== Stored data ==
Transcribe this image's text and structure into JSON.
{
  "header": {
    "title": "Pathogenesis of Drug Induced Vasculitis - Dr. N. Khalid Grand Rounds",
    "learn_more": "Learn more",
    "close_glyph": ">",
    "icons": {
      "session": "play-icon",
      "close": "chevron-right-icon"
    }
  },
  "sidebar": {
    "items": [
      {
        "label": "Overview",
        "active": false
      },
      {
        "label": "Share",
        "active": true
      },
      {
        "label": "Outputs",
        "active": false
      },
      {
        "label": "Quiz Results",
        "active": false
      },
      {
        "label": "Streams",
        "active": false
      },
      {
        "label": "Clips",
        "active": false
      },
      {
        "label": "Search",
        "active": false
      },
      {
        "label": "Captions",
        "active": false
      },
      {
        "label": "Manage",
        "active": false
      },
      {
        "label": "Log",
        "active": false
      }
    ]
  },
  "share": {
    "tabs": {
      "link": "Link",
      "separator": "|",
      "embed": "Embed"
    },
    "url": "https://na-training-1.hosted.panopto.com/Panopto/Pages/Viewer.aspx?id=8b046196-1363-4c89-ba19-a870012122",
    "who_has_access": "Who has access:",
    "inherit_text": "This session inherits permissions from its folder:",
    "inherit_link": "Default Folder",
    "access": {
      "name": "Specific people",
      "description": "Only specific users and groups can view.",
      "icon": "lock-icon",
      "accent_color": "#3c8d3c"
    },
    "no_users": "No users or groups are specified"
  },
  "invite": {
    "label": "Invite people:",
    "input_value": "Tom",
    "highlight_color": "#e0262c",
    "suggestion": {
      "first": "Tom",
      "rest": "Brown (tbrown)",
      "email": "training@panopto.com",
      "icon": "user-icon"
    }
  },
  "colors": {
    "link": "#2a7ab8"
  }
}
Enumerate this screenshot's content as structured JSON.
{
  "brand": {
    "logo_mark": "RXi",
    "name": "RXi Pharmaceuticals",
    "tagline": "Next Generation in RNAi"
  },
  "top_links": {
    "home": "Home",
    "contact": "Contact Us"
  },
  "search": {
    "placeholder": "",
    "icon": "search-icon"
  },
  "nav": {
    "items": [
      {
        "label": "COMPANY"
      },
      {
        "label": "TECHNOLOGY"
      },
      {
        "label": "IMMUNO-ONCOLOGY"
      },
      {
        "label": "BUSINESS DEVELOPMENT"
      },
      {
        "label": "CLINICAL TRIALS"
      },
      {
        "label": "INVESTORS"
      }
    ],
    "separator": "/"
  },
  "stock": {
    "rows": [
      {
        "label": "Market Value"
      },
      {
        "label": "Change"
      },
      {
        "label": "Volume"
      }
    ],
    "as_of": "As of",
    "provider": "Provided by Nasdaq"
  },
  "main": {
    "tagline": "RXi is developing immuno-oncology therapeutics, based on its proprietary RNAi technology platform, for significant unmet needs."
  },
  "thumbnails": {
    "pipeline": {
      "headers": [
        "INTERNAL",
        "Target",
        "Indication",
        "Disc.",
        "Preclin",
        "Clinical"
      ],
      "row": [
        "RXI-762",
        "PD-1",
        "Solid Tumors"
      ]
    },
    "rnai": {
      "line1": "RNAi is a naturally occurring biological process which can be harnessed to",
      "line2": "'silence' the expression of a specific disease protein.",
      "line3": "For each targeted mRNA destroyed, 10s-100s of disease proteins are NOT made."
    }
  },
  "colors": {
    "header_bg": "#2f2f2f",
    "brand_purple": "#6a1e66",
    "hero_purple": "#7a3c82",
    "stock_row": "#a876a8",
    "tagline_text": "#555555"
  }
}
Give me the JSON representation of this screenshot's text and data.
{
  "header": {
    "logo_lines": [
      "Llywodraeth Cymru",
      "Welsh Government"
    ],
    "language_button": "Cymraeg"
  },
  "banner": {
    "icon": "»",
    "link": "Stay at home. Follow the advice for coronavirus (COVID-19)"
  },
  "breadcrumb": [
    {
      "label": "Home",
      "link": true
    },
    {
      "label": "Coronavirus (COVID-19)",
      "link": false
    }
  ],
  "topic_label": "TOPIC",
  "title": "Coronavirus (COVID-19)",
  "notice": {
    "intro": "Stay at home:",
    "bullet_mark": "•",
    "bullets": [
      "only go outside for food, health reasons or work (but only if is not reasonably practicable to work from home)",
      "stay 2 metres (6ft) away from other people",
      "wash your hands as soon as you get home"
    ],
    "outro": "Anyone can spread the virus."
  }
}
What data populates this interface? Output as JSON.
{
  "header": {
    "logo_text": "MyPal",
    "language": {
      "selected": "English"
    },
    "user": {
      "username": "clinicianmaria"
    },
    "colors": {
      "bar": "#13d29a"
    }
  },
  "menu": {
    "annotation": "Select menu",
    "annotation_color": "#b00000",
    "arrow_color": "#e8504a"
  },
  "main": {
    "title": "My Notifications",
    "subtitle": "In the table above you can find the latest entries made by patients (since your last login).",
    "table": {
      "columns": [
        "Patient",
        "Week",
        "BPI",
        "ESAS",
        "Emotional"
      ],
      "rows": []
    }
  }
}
===
▸ What you will do:
Repeat what the records above say. Use their exact words.

▸ Expected answer:
Transcribe this image's text and structure into JSON.
{
  "header": {
    "title": "Pathogenesis of Drug Induced Vasculitis - Dr. N. Khalid Grand Rounds",
    "learn_more": "Learn more",
    "close_glyph": ">",
    "icons": {
      "session": "play-icon",
      "close": "chevron-right-icon"
    }
  },
  "sidebar": {
    "items": [
      {
        "label": "Overview",
        "active": false
      },
      {
        "label": "Share",
        "active": true
      },
      {
        "label": "Outputs",
        "active": false
      },
      {
        "label": "Quiz Results",
        "active": false
      },
      {
        "label": "Streams",
        "active": false
      },
      {
        "label": "Clips",
        "active": false
      },
      {
        "label": "Search",
        "active": false
      },
      {
        "label": "Captions",
        "active": false
      },
      {
        "label": "Manage",
        "active": false
      },
      {
        "label": "Log",
        "active": false
      }
    ]
  },
  "share": {
    "tabs": {
      "link": "Link",
      "separator": "|",
      "embed": "Embed"
    },
    "url": "https://na-training-1.hosted.panopto.com/Panopto/Pages/Viewer.aspx?id=8b046196-1363-4c89-ba19-a870012122",
    "who_has_access": "Who has access:",
    "inherit_text": "This session inherits permissions from its folder:",
    "inherit_link": "Default Folder",
    "access": {
      "name": "Specific people",
      "description": "Only specific users and groups can view.",
      "icon": "lock-icon",
      "accent_color": "#3c8d3c"
    },
    "no_users": "No users or groups are specified"
  },
  "invite": {
    "label": "Invite people:",
    "input_value": "Tom",
    "highlight_color": "#e0262c",
    "suggestion": {
      "first": "Tom",
      "rest": "Brown (tbrown)",
      "email": "training@panopto.com",
      "icon": "user-icon"
    }
  },
  "colors": {
    "link": "#2a7ab8"
  }
}
Enumerate this screenshot's content as structured JSON.
{
  "brand": {
    "logo_mark": "RXi",
    "name": "RXi Pharmaceuticals",
    "tagline": "Next Generation in RNAi"
  },
  "top_links": {
    "home": "Home",
    "contact": "Contact Us"
  },
  "search": {
    "placeholder": "",
    "icon": "search-icon"
  },
  "nav": {
    "items": [
      {
        "label": "COMPANY"
      },
      {
        "label": "TECHNOLOGY"
      },
      {
        "label": "IMMUNO-ONCOLOGY"
      },
      {
        "label": "BUSINESS DEVELOPMENT"
      },
      {
        "label": "CLINICAL TRIALS"
      },
      {
        "label": "INVESTORS"
      }
    ],
    "separator": "/"
  },
  "stock": {
    "rows": [
      {
        "label": "Market Value"
      },
      {
        "label": "Change"
      },
      {
        "label": "Volume"
      }
    ],
    "as_of": "As of",
    "provider": "Provided by Nasdaq"
  },
  "main": {
    "tagline": "RXi is developing immuno-oncology therapeutics, based on its proprietary RNAi technology platform, for significant unmet needs."
  },
  "thumbnails": {
    "pipeline": {
      "headers": [
        "INTERNAL",
        "Target",
        "Indication",
        "Disc.",
        "Preclin",
        "Clinical"
      ],
      "row": [
        "RXI-762",
        "PD-1",
        "Solid Tumors"
      ]
    },
    "rnai": {
      "line1": "RNAi is a naturally occurring biological process which can be harnessed to",
      "line2": "'silence' the expression of a specific disease protein.",
      "line3": "For each targeted mRNA destroyed, 10s-100s of disease proteins are NOT made."
    }
  },
  "colors": {
    "header_bg": "#2f2f2f",
    "brand_purple": "#6a1e66",
    "hero_purple": "#7a3c82",
    "stock_row": "#a876a8",
    "tagline_text": "#555555"
  }
}
Give me the JSON representation of this screenshot's text and data.
{
  "header": {
    "logo_lines": [
      "Llywodraeth Cymru",
      "Welsh Government"
    ],
    "language_button": "Cymraeg"
  },
  "banner": {
    "icon": "»",
    "link": "Stay at home. Follow the advice for coronavirus (COVID-19)"
  },
  "breadcrumb": [
    {
      "label": "Home",
      "link": true
    },
    {
      "label": "Coronavirus (COVID-19)",
      "link": false
    }
  ],
  "topic_label": "TOPIC",
  "title": "Coronavirus (COVID-19)",
  "notice": {
    "intro": "Stay at home:",
    "bullet_mark": "•",
    "bullets": [
      "only go outside for food, health reasons or work (but only if is not reasonably practicable to work from home)",
      "stay 2 metres (6ft) away from other people",
      "wash your hands as soon as you get home"
    ],
    "outro": "Anyone can spread the virus."
  }
}
What data populates this interface? Output as JSON.
{
  "header": {
    "logo_text": "MyPal",
    "language": {
      "selected": "English"
    },
    "user": {
      "username": "clinicianmaria"
    },
    "colors": {
      "bar": "#13d29a"
    }
  },
  "menu": {
    "annotation": "Select menu",
    "annotation_color": "#b00000",
    "arrow_color": "#e8504a"
  },
  "main": {
    "title": "My Notifications",
    "subtitle": "In the table above you can find the latest entries made by patients (since your last login).",
    "table": {
      "columns": [
        "Patient",
        "Week",
        "BPI",
        "ESAS",
        "Emotional"
      ],
      "rows": []
    }
  }
}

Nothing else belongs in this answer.